* **Work instructions**:
Copy all lines in which the word "Федеральным" can be found.

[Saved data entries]
** BEGIN **

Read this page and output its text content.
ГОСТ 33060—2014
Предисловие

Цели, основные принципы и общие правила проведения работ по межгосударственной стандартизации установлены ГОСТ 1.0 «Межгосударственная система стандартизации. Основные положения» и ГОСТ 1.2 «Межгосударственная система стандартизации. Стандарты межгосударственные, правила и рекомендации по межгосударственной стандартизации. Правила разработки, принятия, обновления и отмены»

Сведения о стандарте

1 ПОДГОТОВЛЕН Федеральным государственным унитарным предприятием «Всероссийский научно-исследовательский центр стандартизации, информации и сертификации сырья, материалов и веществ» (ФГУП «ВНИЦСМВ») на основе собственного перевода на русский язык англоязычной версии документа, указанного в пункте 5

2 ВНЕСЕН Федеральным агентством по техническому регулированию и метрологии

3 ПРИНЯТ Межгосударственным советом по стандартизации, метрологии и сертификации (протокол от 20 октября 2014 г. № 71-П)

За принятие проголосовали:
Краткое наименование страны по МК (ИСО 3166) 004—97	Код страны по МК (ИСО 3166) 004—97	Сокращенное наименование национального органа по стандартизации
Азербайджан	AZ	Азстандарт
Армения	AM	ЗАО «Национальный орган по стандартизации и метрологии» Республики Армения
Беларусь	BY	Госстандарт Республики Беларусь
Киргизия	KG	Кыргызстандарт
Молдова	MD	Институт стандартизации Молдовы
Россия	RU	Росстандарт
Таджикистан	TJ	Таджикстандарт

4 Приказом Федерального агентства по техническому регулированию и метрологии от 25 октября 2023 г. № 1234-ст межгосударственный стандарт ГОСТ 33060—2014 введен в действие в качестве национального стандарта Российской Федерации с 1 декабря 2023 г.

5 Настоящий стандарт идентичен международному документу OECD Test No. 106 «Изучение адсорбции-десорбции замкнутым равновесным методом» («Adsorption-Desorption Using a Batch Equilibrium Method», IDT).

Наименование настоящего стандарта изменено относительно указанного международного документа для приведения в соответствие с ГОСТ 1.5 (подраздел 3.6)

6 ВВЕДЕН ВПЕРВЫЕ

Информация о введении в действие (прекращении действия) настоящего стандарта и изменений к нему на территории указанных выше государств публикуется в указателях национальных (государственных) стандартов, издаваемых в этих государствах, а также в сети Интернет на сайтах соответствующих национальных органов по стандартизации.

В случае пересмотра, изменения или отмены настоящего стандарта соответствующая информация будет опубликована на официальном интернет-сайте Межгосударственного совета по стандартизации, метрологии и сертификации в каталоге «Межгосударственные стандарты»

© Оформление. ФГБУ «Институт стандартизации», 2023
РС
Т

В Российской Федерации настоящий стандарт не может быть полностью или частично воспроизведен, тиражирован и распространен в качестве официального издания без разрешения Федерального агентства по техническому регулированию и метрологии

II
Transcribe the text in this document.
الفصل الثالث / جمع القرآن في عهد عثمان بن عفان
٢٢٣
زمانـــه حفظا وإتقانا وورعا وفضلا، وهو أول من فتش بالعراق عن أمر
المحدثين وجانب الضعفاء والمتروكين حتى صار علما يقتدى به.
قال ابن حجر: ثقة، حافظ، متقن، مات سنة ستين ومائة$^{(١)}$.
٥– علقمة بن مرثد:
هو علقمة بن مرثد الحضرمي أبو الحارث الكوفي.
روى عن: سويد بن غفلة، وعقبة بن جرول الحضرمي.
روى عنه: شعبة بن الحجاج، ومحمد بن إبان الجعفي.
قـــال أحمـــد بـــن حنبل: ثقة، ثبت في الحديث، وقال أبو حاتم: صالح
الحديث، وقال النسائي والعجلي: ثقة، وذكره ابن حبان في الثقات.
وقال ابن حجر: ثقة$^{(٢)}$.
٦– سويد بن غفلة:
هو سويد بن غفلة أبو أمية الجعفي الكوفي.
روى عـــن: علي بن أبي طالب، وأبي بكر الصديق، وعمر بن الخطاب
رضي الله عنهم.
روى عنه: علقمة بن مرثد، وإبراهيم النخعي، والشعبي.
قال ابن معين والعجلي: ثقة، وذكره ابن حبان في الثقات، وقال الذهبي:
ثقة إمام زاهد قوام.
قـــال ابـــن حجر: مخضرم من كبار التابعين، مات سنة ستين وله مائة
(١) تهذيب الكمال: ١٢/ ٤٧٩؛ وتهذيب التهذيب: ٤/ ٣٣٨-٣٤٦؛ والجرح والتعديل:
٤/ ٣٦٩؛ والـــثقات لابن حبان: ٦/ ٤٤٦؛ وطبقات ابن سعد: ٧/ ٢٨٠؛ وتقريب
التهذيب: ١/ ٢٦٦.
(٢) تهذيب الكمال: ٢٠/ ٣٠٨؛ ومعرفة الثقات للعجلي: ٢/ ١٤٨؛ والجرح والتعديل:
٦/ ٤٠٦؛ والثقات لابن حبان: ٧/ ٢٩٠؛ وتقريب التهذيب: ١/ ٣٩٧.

** END **

* **Written solution**:
1 ПОДГОТОВЛЕН Федеральным государственным унитарным предприятием «Всероссийский научно-исследовательский центр стандартизации, информации и сертификации сырья, материалов и веществ» (ФГУП «ВНИЦСМВ») на основе собственного перевода на русский язык англоязычной версии документа, указанного в пункте 5
2 ВНЕСЕН Федеральным агентством по техническому регулированию и метрологии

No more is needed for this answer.